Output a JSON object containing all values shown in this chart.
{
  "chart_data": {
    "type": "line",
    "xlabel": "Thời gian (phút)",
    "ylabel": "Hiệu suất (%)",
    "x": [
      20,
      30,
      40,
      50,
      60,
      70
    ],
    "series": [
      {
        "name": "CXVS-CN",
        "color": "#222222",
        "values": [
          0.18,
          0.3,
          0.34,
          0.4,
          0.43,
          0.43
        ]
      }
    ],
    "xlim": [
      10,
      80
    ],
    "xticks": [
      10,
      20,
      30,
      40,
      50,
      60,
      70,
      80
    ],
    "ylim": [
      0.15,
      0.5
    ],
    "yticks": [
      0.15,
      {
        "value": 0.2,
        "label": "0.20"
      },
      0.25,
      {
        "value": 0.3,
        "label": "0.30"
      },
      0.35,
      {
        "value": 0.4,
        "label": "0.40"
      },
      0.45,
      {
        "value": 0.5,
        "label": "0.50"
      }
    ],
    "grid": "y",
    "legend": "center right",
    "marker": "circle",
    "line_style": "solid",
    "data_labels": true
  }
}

==

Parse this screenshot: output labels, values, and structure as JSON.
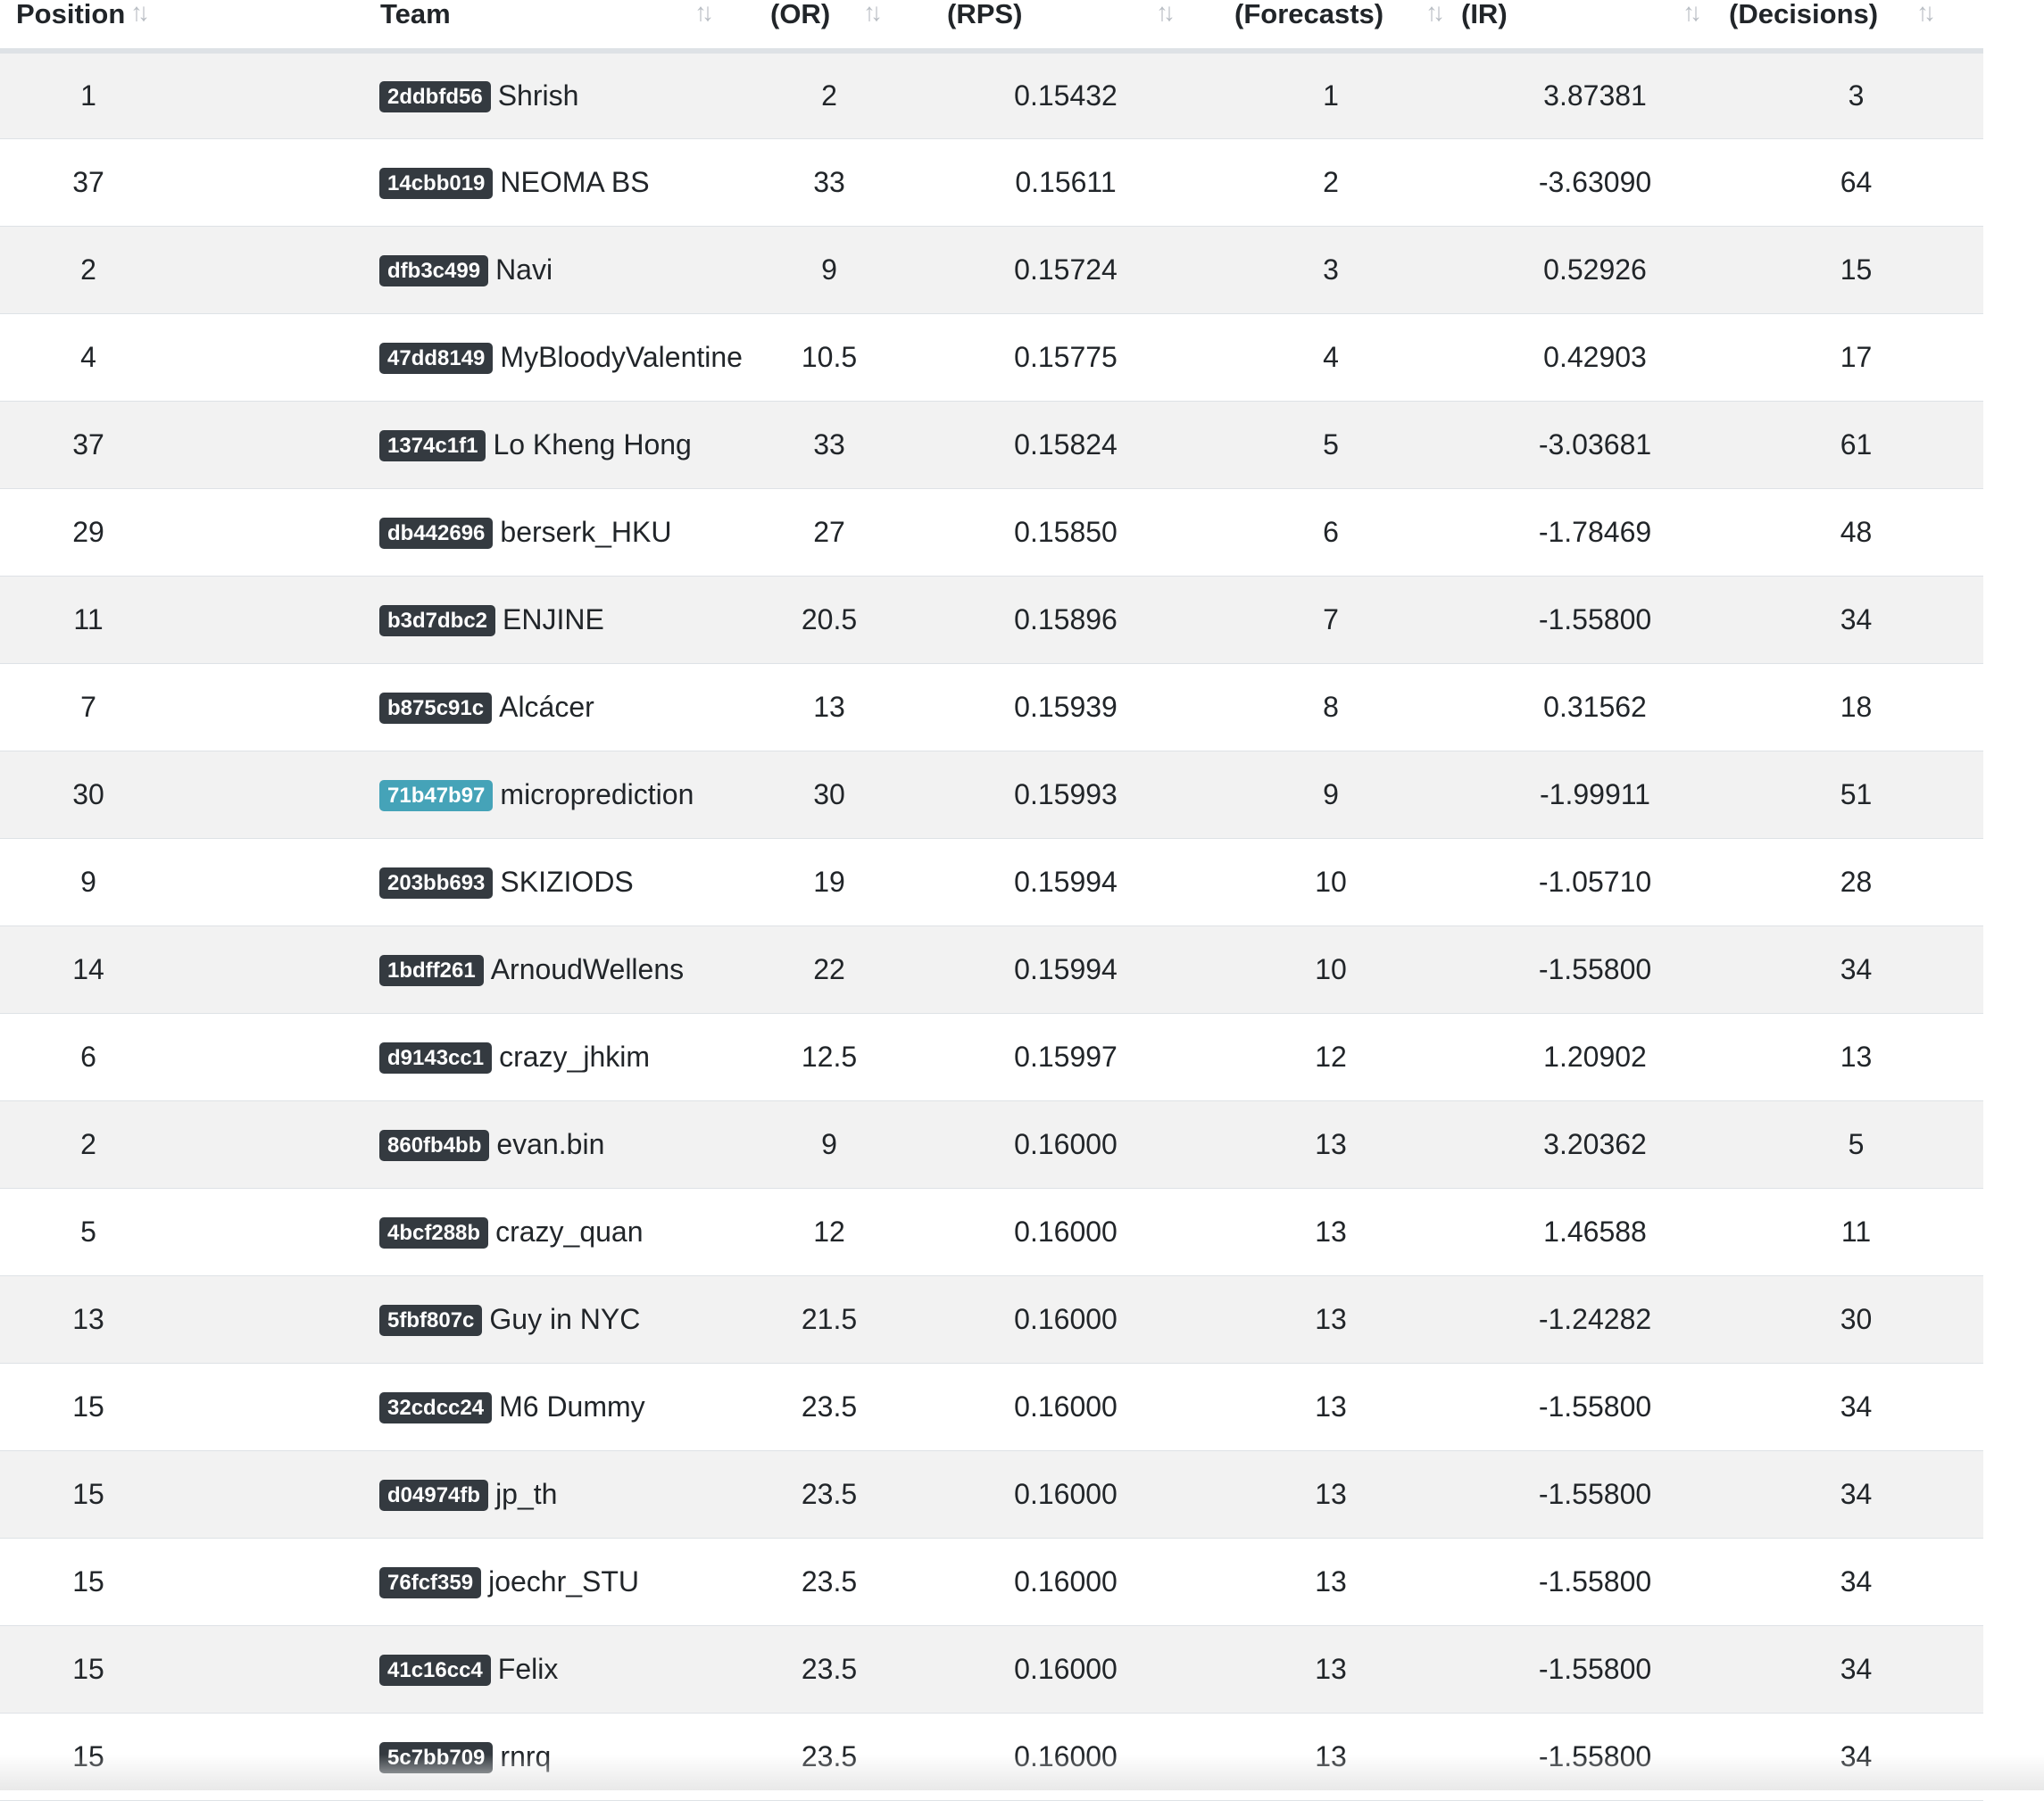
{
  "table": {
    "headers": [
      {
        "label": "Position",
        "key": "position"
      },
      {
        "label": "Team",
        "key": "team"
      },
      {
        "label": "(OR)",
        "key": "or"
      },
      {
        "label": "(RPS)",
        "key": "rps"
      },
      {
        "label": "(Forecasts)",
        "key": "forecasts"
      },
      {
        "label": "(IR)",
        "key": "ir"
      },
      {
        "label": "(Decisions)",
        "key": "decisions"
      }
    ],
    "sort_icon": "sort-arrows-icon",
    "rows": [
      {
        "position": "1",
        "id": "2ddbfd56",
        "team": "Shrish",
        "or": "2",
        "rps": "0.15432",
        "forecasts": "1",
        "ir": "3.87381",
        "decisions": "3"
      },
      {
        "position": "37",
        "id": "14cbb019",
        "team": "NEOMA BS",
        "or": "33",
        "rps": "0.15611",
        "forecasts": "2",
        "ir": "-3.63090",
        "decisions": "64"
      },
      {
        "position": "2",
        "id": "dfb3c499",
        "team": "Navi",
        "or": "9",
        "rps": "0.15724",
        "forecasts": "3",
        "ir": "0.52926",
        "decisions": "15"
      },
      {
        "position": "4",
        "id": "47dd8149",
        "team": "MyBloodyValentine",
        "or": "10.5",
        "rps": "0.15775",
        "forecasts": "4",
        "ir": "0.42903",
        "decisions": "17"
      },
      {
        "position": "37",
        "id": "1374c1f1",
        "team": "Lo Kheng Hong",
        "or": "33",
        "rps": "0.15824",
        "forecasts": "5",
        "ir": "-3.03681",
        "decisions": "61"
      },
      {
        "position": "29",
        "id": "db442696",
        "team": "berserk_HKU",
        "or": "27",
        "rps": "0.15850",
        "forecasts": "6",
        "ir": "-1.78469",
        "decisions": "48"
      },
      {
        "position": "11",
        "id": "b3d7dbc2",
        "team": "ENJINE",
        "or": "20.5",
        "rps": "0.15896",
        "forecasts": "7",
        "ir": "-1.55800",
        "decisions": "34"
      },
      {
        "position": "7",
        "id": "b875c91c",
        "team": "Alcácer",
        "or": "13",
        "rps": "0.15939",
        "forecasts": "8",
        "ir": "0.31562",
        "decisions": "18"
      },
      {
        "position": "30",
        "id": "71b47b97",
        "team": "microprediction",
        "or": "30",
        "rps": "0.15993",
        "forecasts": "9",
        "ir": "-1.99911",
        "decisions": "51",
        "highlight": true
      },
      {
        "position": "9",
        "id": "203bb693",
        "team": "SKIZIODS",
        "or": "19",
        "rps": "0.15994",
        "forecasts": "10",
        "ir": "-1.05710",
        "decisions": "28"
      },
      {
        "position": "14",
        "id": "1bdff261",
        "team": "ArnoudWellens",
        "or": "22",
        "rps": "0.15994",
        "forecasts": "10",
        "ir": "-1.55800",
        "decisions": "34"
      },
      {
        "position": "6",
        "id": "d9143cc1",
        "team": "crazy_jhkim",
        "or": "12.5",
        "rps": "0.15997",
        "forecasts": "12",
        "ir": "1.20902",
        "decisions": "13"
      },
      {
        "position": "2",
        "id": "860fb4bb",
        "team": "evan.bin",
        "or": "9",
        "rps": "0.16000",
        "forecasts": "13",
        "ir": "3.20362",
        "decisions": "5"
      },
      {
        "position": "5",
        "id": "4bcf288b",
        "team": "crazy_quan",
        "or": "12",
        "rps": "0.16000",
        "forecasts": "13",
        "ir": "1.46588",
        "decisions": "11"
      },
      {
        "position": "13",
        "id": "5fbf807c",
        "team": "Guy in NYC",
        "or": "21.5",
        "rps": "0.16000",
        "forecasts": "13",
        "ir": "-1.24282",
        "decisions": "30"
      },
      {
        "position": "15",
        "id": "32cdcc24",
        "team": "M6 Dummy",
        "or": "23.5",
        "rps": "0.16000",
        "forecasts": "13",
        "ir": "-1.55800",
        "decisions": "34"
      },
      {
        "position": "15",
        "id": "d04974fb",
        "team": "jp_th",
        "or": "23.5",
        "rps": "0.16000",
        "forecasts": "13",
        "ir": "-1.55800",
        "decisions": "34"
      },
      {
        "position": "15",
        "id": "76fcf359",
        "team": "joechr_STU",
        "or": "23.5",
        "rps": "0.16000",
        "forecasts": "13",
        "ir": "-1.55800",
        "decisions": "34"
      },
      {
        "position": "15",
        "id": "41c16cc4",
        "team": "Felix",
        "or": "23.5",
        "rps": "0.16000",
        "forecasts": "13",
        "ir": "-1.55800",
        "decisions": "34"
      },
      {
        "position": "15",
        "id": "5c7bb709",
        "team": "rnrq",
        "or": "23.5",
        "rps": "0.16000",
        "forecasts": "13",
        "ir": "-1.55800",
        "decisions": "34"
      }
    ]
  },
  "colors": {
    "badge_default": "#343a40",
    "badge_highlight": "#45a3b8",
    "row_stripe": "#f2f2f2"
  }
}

Objective: Filter the entries and copy out every line with the word "this".

Task solution:
Output a JSON object containing all values shown in this chart.
Parse this screenshot: output labels, values, and structure as JSON.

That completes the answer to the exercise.